**Exercise details:** Copy every line in which the string "penyiasatan" occurs.

**Records provided:**
◆ ◆ ◆

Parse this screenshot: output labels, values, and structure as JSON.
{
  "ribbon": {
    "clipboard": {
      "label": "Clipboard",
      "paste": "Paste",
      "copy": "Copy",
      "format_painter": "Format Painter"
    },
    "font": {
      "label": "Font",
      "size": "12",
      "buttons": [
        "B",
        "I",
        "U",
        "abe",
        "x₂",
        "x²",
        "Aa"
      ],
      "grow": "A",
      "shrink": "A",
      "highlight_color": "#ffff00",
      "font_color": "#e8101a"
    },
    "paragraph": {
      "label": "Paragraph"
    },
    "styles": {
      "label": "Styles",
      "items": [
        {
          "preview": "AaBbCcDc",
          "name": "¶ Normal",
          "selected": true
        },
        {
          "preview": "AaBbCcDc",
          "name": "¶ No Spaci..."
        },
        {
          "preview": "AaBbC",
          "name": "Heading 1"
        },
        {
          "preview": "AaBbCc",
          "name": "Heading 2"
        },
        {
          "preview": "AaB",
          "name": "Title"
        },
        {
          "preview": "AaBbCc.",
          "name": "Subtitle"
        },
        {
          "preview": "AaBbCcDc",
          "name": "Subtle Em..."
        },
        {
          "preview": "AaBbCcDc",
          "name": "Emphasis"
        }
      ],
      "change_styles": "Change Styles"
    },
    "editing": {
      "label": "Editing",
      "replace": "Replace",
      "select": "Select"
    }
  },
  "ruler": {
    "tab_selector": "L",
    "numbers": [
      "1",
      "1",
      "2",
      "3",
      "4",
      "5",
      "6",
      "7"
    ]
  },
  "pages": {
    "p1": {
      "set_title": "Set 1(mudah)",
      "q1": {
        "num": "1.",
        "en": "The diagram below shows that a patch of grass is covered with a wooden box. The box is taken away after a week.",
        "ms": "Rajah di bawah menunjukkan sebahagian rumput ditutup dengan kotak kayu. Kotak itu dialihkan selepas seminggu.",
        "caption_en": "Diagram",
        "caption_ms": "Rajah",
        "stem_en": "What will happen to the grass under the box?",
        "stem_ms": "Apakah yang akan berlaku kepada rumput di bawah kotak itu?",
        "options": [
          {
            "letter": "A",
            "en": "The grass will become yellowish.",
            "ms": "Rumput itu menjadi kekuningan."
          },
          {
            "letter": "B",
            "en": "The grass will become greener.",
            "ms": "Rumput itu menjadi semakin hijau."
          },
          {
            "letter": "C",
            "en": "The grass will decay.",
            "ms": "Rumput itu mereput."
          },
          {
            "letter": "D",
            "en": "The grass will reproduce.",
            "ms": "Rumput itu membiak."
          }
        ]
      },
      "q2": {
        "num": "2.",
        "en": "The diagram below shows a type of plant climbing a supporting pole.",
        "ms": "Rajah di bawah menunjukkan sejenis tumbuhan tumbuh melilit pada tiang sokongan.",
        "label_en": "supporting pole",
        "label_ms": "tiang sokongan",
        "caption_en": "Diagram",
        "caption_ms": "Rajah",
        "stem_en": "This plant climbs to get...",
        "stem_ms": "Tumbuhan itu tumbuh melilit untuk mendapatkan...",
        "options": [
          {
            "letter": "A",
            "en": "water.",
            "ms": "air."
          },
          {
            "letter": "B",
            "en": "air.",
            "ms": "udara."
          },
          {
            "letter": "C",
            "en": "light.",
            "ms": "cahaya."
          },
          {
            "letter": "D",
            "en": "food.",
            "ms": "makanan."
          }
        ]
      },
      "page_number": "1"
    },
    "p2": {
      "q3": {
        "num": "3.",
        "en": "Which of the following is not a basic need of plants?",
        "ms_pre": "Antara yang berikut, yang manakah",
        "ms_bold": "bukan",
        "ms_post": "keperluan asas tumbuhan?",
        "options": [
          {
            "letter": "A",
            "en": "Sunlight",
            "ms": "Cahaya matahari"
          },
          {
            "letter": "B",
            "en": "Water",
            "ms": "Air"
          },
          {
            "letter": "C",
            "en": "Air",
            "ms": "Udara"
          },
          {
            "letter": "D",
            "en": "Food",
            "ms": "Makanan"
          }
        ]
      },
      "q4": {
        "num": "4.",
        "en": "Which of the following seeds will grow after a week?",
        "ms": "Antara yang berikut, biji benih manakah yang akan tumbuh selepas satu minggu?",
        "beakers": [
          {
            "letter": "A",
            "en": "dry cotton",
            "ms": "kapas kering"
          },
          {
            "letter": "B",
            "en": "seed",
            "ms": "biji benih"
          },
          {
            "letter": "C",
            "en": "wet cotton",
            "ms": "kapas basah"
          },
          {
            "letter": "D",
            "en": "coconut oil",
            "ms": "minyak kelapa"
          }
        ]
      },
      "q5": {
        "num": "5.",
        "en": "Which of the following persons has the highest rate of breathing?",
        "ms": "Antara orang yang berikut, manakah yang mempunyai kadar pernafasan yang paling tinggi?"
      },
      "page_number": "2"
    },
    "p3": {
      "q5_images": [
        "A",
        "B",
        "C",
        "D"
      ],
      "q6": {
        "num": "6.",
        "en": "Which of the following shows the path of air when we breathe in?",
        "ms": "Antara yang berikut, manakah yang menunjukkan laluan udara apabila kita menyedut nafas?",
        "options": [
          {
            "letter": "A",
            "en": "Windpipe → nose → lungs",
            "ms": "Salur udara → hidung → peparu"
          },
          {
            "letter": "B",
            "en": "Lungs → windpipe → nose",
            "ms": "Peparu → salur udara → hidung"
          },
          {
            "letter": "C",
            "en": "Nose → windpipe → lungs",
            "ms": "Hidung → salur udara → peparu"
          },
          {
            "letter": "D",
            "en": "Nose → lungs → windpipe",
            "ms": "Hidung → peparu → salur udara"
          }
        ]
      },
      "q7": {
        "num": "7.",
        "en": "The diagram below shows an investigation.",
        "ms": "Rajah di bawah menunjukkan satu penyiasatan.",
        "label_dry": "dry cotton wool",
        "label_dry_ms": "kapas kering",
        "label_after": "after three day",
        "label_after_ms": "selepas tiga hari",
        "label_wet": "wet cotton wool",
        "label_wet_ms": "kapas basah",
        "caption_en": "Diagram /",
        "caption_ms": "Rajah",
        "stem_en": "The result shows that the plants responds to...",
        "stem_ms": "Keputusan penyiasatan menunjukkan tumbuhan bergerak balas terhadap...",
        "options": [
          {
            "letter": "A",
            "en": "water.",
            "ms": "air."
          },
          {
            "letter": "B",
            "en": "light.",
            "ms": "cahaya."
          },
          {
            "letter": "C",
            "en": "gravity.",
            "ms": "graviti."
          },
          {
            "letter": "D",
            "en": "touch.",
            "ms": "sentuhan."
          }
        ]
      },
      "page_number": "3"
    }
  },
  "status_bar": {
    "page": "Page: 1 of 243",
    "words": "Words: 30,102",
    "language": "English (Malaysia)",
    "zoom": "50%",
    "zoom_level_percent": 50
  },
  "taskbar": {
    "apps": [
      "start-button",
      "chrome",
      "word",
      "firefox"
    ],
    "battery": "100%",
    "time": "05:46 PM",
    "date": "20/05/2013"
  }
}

◆ ◆ ◆

**Full output:**
        "ms": "Rajah di bawah menunjukkan satu penyiasatan.",
        "stem_ms": "Keputusan penyiasatan menunjukkan tumbuhan bergerak balas terhadap...",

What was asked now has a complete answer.